Spot each line in the records below where the word "ЭКСПЕРТИЗЕ" occurs, then copy it.

·····

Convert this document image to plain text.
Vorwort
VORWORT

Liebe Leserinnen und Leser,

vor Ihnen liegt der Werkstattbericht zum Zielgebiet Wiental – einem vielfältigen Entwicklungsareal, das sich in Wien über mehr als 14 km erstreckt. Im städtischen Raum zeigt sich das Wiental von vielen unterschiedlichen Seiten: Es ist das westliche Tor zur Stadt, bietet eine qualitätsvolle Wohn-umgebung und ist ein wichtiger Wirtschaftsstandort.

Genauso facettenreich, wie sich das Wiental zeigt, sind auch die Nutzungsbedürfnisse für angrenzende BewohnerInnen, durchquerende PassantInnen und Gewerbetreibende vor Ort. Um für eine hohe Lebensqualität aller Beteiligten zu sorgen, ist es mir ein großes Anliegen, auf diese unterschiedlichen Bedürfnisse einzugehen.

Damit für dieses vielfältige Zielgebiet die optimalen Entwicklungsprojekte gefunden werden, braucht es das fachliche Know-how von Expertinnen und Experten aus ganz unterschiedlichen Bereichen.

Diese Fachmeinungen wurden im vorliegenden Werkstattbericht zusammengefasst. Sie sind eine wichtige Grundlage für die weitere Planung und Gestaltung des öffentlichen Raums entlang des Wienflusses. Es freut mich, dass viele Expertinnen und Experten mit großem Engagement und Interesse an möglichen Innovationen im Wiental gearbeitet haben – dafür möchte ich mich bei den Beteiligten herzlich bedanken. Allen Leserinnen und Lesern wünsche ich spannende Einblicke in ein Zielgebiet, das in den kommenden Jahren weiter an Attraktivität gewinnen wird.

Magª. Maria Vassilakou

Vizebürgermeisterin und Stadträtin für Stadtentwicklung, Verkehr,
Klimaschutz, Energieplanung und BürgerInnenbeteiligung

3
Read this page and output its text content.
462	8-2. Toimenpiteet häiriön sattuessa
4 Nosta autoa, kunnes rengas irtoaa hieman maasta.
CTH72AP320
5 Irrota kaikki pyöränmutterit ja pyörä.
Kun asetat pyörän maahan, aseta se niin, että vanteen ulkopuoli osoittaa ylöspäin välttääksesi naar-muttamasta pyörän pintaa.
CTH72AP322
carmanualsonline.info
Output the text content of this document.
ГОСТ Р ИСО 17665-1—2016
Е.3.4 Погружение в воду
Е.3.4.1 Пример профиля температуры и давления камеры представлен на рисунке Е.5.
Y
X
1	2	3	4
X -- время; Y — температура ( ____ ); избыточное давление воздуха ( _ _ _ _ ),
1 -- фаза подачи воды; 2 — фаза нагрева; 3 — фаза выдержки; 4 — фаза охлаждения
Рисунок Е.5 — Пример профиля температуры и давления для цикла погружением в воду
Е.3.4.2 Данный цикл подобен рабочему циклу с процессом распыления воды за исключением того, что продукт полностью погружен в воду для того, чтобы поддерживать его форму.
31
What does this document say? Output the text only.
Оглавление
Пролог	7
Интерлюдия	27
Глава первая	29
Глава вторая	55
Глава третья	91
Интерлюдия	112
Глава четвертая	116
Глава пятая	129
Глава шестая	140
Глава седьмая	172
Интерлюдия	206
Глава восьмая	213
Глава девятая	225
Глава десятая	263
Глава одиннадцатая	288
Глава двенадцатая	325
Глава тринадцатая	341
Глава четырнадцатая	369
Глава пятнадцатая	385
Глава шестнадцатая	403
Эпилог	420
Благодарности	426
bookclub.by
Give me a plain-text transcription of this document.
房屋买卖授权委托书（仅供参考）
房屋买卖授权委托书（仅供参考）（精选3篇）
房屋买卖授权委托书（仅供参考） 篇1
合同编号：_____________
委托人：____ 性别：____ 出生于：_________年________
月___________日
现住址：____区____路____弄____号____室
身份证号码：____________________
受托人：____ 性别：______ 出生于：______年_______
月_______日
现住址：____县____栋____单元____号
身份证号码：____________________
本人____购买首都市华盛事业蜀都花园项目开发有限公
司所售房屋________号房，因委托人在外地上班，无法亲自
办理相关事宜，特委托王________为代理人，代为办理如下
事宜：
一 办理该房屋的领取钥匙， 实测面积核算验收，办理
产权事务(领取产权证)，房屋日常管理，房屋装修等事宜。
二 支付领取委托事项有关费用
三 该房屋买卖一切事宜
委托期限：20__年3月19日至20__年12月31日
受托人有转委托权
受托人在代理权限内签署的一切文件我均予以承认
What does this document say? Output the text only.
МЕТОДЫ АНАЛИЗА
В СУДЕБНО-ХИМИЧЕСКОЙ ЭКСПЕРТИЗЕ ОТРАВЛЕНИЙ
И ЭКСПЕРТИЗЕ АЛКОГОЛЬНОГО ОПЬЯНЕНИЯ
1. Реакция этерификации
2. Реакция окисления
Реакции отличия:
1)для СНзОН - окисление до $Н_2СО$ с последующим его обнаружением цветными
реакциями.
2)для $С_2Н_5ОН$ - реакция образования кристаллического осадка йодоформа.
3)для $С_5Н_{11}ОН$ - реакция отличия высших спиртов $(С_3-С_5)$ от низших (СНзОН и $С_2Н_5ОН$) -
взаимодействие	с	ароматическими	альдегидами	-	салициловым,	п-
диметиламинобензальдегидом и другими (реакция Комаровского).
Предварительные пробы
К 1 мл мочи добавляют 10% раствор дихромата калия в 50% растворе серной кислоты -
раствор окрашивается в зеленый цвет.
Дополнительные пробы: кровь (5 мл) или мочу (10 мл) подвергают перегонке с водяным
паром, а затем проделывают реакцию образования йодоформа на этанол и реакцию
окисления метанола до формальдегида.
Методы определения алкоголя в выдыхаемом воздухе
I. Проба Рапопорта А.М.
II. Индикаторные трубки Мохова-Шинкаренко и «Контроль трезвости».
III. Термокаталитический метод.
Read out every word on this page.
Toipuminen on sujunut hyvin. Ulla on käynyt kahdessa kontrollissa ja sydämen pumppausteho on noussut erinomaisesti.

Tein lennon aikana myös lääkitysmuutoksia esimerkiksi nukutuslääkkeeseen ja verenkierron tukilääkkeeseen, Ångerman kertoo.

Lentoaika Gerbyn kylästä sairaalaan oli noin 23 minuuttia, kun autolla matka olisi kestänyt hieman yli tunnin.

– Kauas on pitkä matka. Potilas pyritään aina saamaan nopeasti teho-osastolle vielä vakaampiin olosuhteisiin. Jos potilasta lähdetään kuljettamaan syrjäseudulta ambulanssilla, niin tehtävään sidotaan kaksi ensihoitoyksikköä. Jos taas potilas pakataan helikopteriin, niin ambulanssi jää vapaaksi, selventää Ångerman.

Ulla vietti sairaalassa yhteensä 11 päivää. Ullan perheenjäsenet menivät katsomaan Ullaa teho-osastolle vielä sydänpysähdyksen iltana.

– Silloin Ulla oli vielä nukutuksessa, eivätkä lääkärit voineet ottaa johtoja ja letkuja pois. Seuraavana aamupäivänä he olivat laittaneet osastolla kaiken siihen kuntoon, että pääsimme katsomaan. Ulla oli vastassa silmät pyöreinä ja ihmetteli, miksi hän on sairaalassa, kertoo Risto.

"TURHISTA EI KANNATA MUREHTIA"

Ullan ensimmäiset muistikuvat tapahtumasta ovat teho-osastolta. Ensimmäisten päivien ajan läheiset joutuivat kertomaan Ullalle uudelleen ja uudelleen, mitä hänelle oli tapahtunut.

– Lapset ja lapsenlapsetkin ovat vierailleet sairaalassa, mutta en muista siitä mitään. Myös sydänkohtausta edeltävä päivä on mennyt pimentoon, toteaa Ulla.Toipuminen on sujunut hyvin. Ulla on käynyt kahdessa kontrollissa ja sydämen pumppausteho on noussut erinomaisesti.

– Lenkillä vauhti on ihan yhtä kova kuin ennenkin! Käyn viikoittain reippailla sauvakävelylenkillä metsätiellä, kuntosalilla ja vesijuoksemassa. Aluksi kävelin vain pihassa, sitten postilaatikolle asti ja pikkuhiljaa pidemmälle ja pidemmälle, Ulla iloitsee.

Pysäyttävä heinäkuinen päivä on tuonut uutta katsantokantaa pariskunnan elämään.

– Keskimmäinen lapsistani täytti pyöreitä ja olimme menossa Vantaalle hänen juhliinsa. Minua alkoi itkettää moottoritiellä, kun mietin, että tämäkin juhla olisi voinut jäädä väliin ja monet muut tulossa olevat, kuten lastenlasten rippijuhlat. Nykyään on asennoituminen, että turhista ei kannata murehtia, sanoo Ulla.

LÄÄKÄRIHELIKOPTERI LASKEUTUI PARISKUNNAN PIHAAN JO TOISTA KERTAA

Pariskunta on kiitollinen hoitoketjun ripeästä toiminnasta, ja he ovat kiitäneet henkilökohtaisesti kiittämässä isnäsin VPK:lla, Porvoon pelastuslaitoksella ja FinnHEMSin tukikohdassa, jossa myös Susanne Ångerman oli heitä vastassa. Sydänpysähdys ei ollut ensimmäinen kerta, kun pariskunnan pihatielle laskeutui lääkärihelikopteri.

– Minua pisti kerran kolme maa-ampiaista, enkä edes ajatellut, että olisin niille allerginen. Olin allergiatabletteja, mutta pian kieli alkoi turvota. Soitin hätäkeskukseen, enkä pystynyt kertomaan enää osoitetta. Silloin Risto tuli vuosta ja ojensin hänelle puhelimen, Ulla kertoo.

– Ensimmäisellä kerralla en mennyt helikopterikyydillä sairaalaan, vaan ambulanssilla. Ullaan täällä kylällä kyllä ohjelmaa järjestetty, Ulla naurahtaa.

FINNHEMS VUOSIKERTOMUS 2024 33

·····

Correct response —
В СУДЕБНО-ХИМИЧЕСКОЙ ЭКСПЕРТИЗЕ ОТРАВЛЕНИЙ
И ЭКСПЕРТИЗЕ АЛКОГОЛЬНОГО ОПЬЯНЕНИЯ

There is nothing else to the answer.